Collection entries:
↓↓↓

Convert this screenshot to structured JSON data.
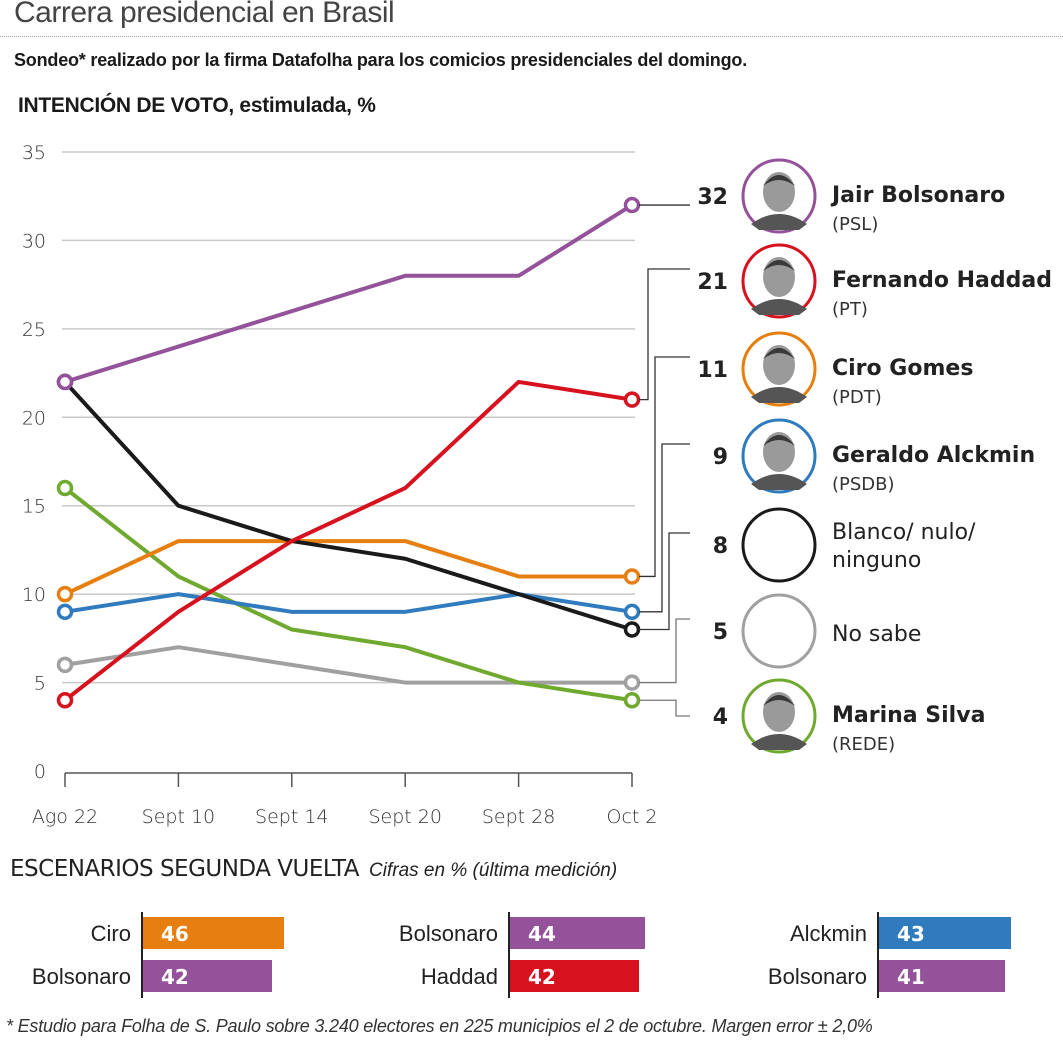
{
  "header": {
    "title": "Carrera presidencial en Brasil",
    "subtitle": "Sondeo* realizado por la firma Datafolha para los comicios presidenciales del domingo.",
    "chart_heading": "INTENCIÓN DE VOTO, estimulada, %"
  },
  "chart_data": [
    {
      "type": "line",
      "title": "INTENCIÓN DE VOTO, estimulada, %",
      "xlabel": "",
      "ylabel": "%",
      "x": [
        "Ago 22",
        "Sept 10",
        "Sept 14",
        "Sept 20",
        "Sept 28",
        "Oct 2"
      ],
      "ylim": [
        0,
        35
      ],
      "yticks": [
        0,
        5,
        10,
        15,
        20,
        25,
        30,
        35
      ],
      "grid": true,
      "legend_position": "right",
      "series": [
        {
          "name": "Jair Bolsonaro",
          "party": "(PSL)",
          "color": "#93529a",
          "values": [
            22,
            24,
            26,
            28,
            28,
            32
          ],
          "last_label": "32",
          "photo": "bolsonaro-photo",
          "bold_name": true
        },
        {
          "name": "Fernando Haddad",
          "party": "(PT)",
          "color": "#d7121f",
          "values": [
            4,
            9,
            13,
            16,
            22,
            21
          ],
          "last_label": "21",
          "photo": "haddad-photo",
          "bold_name": true
        },
        {
          "name": "Ciro Gomes",
          "party": "(PDT)",
          "color": "#e67f10",
          "values": [
            10,
            13,
            13,
            13,
            11,
            11
          ],
          "last_label": "11",
          "photo": "ciro-photo",
          "bold_name": true
        },
        {
          "name": "Geraldo Alckmin",
          "party": "(PSDB)",
          "color": "#2f7bbd",
          "values": [
            9,
            10,
            9,
            9,
            10,
            9
          ],
          "last_label": "9",
          "photo": "alckmin-photo",
          "bold_name": true
        },
        {
          "name": "Blanco/ nulo/ ninguno",
          "name_lines": [
            "Blanco/ nulo/",
            "ninguno"
          ],
          "party": "",
          "color": "#1a1a1a",
          "values": [
            22,
            15,
            13,
            12,
            10,
            8
          ],
          "last_label": "8",
          "photo": null,
          "bold_name": false
        },
        {
          "name": "No sabe",
          "party": "",
          "color": "#a0a0a0",
          "values": [
            6,
            7,
            6,
            5,
            5,
            5
          ],
          "last_label": "5",
          "photo": null,
          "bold_name": false
        },
        {
          "name": "Marina Silva",
          "party": "(REDE)",
          "color": "#70a92f",
          "values": [
            16,
            11,
            8,
            7,
            5,
            4
          ],
          "last_label": "4",
          "photo": "marina-photo",
          "bold_name": true
        }
      ]
    },
    {
      "type": "bar",
      "title": "ESCENARIOS SEGUNDA VUELTA",
      "subtitle": "Cifras en % (última medición)",
      "scenarios": [
        {
          "rows": [
            {
              "label": "Ciro",
              "value": 46,
              "color": "#e67f10"
            },
            {
              "label": "Bolsonaro",
              "value": 42,
              "color": "#93529a"
            }
          ]
        },
        {
          "rows": [
            {
              "label": "Bolsonaro",
              "value": 44,
              "color": "#93529a"
            },
            {
              "label": "Haddad",
              "value": 42,
              "color": "#d7121f"
            }
          ]
        },
        {
          "rows": [
            {
              "label": "Alckmin",
              "value": 43,
              "color": "#2f7bbd"
            },
            {
              "label": "Bolsonaro",
              "value": 41,
              "color": "#93529a"
            }
          ]
        }
      ]
    }
  ],
  "second_round": {
    "heading": "ESCENARIOS SEGUNDA VUELTA",
    "subheading": "Cifras en % (última medición)"
  },
  "footnote": "* Estudio para Folha de S. Paulo sobre 3.240 electores en 225 municipios el 2 de octubre. Margen error ± 2,0%"
}
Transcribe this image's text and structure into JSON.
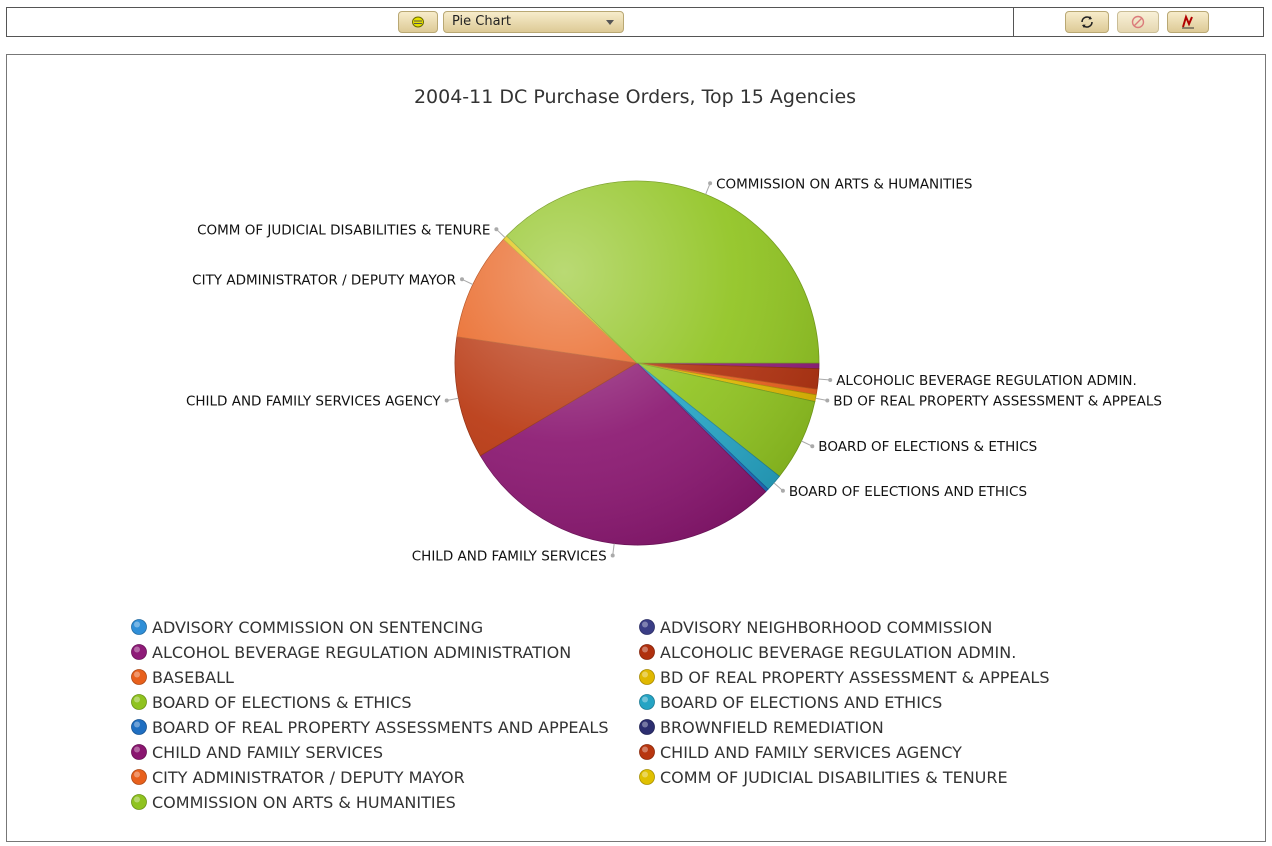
{
  "toolbar": {
    "chart_type_select": "Pie Chart",
    "icons": [
      "database-icon",
      "refresh-icon",
      "stop-icon",
      "edit-icon"
    ]
  },
  "colors": {
    "frame_border": "#555555",
    "button_fill": "#e8d9ab",
    "title_text": "#333333"
  },
  "chart_data": {
    "type": "pie",
    "title": "2004-11 DC Purchase Orders, Top 15 Agencies",
    "legend_position": "bottom",
    "slices": [
      {
        "name": "ADVISORY COMMISSION ON SENTENCING",
        "value": 0.0,
        "label": "",
        "color": "#2f8fd8"
      },
      {
        "name": "ADVISORY NEIGHBORHOOD COMMISSION",
        "value": 0.0,
        "label": "",
        "color": "#3a3d86"
      },
      {
        "name": "ALCOHOL BEVERAGE REGULATION ADMINISTRATION",
        "value": 0.5,
        "label": "",
        "color": "#8e1b78"
      },
      {
        "name": "ALCOHOLIC BEVERAGE REGULATION ADMIN.",
        "value": 1.8,
        "label": "ALCOHOLIC BEVERAGE REGULATION ADMIN.",
        "color": "#b0300e"
      },
      {
        "name": "BASEBALL",
        "value": 0.5,
        "label": "",
        "color": "#e8601c"
      },
      {
        "name": "BD OF REAL PROPERTY ASSESSMENT & APPEALS",
        "value": 0.6,
        "label": "BD OF REAL PROPERTY ASSESSMENT & APPEALS",
        "color": "#e0b800"
      },
      {
        "name": "BOARD OF ELECTIONS & ETHICS",
        "value": 7.3,
        "label": "BOARD OF ELECTIONS & ETHICS",
        "color": "#8fc31f"
      },
      {
        "name": "BOARD OF ELECTIONS AND ETHICS",
        "value": 1.5,
        "label": "BOARD OF ELECTIONS AND ETHICS",
        "color": "#25a4c4"
      },
      {
        "name": "BOARD OF REAL PROPERTY ASSESSMENTS AND APPEALS",
        "value": 0.3,
        "label": "",
        "color": "#1f6fc2"
      },
      {
        "name": "BROWNFIELD REMEDIATION",
        "value": 0.0,
        "label": "",
        "color": "#2c2e70"
      },
      {
        "name": "CHILD AND FAMILY SERVICES",
        "value": 29.0,
        "label": "CHILD AND FAMILY SERVICES",
        "color": "#8a1670"
      },
      {
        "name": "CHILD AND FAMILY SERVICES AGENCY",
        "value": 10.8,
        "label": "CHILD AND FAMILY SERVICES AGENCY",
        "color": "#b8360f"
      },
      {
        "name": "CITY ADMINISTRATOR / DEPUTY MAYOR",
        "value": 9.6,
        "label": "CITY ADMINISTRATOR / DEPUTY MAYOR",
        "color": "#e8601c"
      },
      {
        "name": "COMM OF JUDICIAL DISABILITIES & TENURE",
        "value": 0.4,
        "label": "COMM OF JUDICIAL DISABILITIES & TENURE",
        "color": "#e0c000"
      },
      {
        "name": "COMMISSION ON ARTS & HUMANITIES",
        "value": 37.7,
        "label": "COMMISSION ON ARTS & HUMANITIES",
        "color": "#8fc31f"
      }
    ]
  }
}
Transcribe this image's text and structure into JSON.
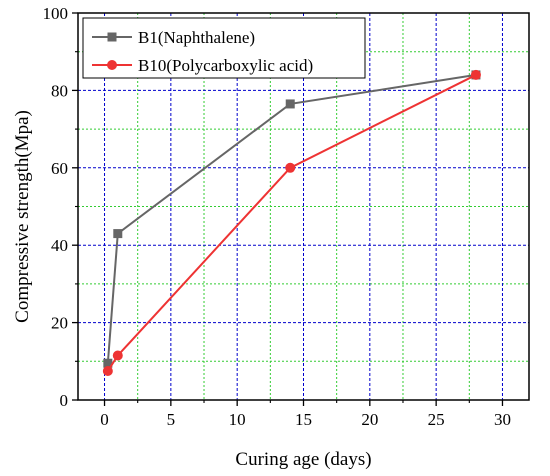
{
  "chart_data": {
    "type": "line",
    "title": "",
    "xlabel": "Curing age (days)",
    "ylabel": "Compressive strength(Mpa)",
    "xlim": [
      -2,
      32
    ],
    "ylim": [
      0,
      100
    ],
    "x_ticks": [
      0,
      5,
      10,
      15,
      20,
      25,
      30
    ],
    "y_ticks": [
      0,
      20,
      40,
      60,
      80,
      100
    ],
    "x_tick_labels": [
      "0",
      "5",
      "10",
      "15",
      "20",
      "25",
      "30"
    ],
    "y_tick_labels": [
      "0",
      "20",
      "40",
      "60",
      "80",
      "100"
    ],
    "grid": true,
    "grid_colors": {
      "major": "#0000cc",
      "minor": "#33cc33"
    },
    "legend_position": "top-left",
    "series": [
      {
        "name": "B1(Naphthalene)",
        "color": "#666666",
        "marker": "square",
        "x": [
          0.25,
          1,
          14,
          28
        ],
        "y": [
          9.5,
          43,
          76.5,
          84
        ]
      },
      {
        "name": "B10(Polycarboxylic acid)",
        "color": "#ee3333",
        "marker": "circle",
        "x": [
          0.25,
          1,
          14,
          28
        ],
        "y": [
          7.5,
          11.5,
          60,
          84
        ]
      }
    ]
  }
}
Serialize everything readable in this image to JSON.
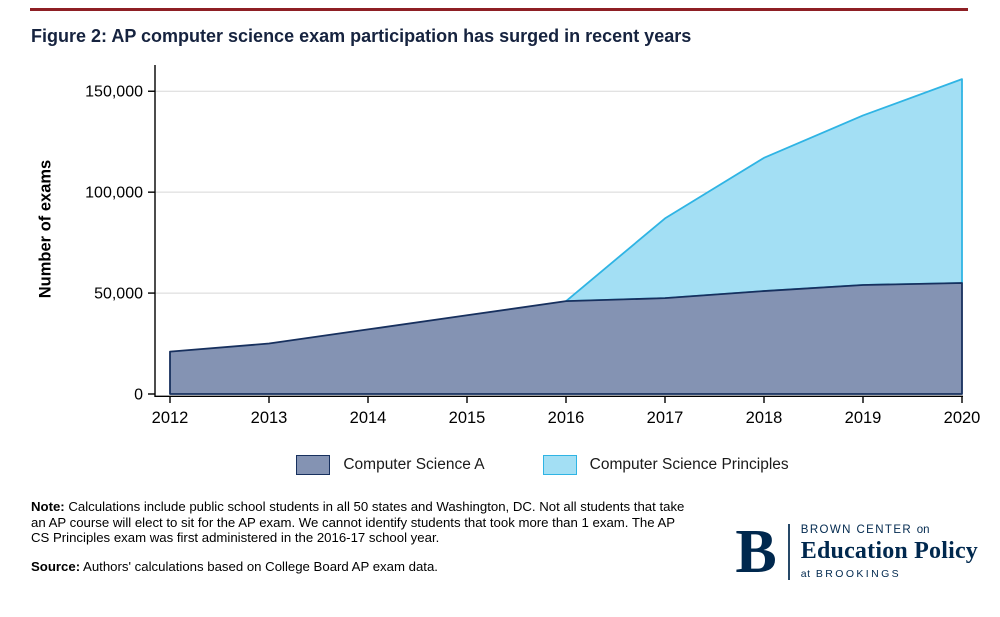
{
  "page": {
    "title": "Figure 2: AP computer science exam participation has surged in recent years",
    "accent_color": "#8e1f24"
  },
  "chart_data": {
    "type": "area",
    "stacked": true,
    "title": "Figure 2: AP computer science exam participation has surged in recent years",
    "xlabel": "",
    "ylabel": "Number of exams",
    "x": [
      2012,
      2013,
      2014,
      2015,
      2016,
      2017,
      2018,
      2019,
      2020
    ],
    "series": [
      {
        "name": "Computer Science A",
        "fill": "#8493b3",
        "stroke": "#17305e",
        "values": [
          21000,
          25000,
          32000,
          39000,
          46000,
          47500,
          51000,
          54000,
          55000
        ]
      },
      {
        "name": "Computer Science Principles",
        "fill": "#a3dff4",
        "stroke": "#2fb4e4",
        "values": [
          0,
          0,
          0,
          0,
          0,
          39500,
          66000,
          84000,
          101000
        ]
      }
    ],
    "stacked_totals": [
      21000,
      25000,
      32000,
      39000,
      46000,
      87000,
      117000,
      138000,
      156000
    ],
    "ylim": [
      0,
      163000
    ],
    "yticks": [
      0,
      50000,
      100000,
      150000
    ],
    "ytick_labels": [
      "0",
      "50,000",
      "100,000",
      "150,000"
    ],
    "grid": "horizontal",
    "legend_position": "bottom"
  },
  "notes": {
    "note_label": "Note:",
    "note_text": "Calculations include public school students in all 50 states and Washington, DC. Not all students that take an AP course will elect to sit for the AP exam. We cannot identify students that took more than 1 exam. The AP CS Principles exam was first administered in the 2016-17 school year.",
    "source_label": "Source:",
    "source_text": "Authors' calculations based on College Board AP exam data."
  },
  "logo": {
    "monogram": "B",
    "line1_caps": "BROWN CENTER",
    "line1_lower": "on",
    "line2": "Education Policy",
    "line3_lower": "at",
    "line3_caps": "BROOKINGS",
    "color": "#00284e"
  }
}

↑↑↑

Your goal –
Pull out each line of the records holding the string "SERVICES".

Solution to this problem –
        "name": "CHILD AND FAMILY SERVICES",
        "label": "CHILD AND FAMILY SERVICES",
        "name": "CHILD AND FAMILY SERVICES AGENCY",
        "label": "CHILD AND FAMILY SERVICES AGENCY",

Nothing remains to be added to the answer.